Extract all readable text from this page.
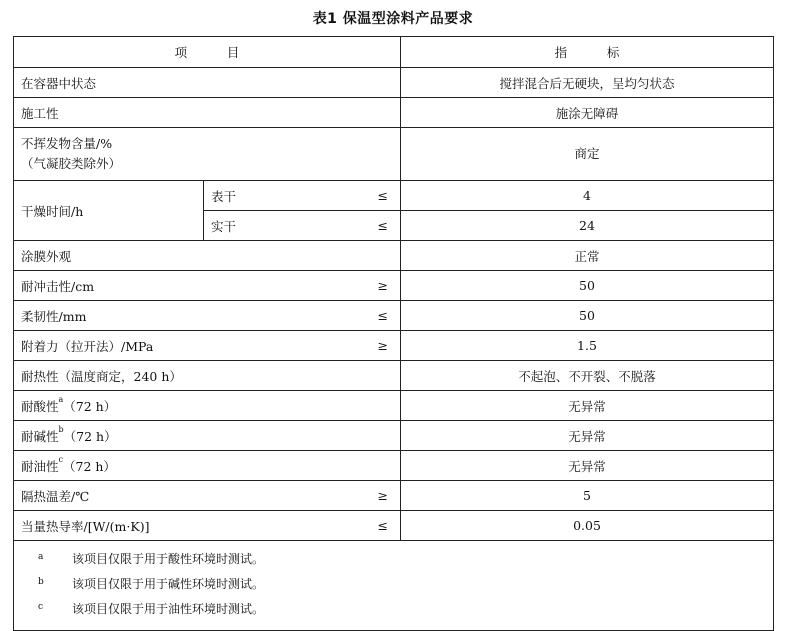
表1 保温型涂料产品要求
项          目			指          标
在容器中状态			搅拌混合后无硬块，呈均匀状态
施工性			施涂无障碍

不挥发物含量/%
（气凝胶类除外）			商定
干燥时间/h	表干	≤	4
	实干	≤	24
涂膜外观			正常
耐冲击性/cm		≥	50
柔韧性/mm		≤	50
附着力（拉开法）/MPa		≥	1.5
耐热性（温度商定，240 h）			不起泡、不开裂、不脱落
耐酸性$^a$（72 h）			无异常
耐碱性$^b$（72 h）			无异常
耐油性$^c$（72 h）			无异常
隔热温差/℃		≥	5
当量热导率/[W/(m·K)]		≤	0.05

a 该项目仅限于用于酸性环境时测试。
b 该项目仅限于用于碱性环境时测试。
c 该项目仅限于用于油性环境时测试。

++++++++++++++++++++

STATED PROBLEM:
Take the data above and repeat it exactly, leaving each picture out.

FULL ANSWER:
Extract all readable text from this page.
表1 保温型涂料产品要求
项          目			指          标
在容器中状态			搅拌混合后无硬块，呈均匀状态
施工性			施涂无障碍

不挥发物含量/%
（气凝胶类除外）			商定
干燥时间/h	表干	≤	4
	实干	≤	24
涂膜外观			正常
耐冲击性/cm		≥	50
柔韧性/mm		≤	50
附着力（拉开法）/MPa		≥	1.5
耐热性（温度商定，240 h）			不起泡、不开裂、不脱落
耐酸性$^a$（72 h）			无异常
耐碱性$^b$（72 h）			无异常
耐油性$^c$（72 h）			无异常
隔热温差/℃		≥	5
当量热导率/[W/(m·K)]		≤	0.05

a 该项目仅限于用于酸性环境时测试。
b 该项目仅限于用于碱性环境时测试。
c 该项目仅限于用于油性环境时测试。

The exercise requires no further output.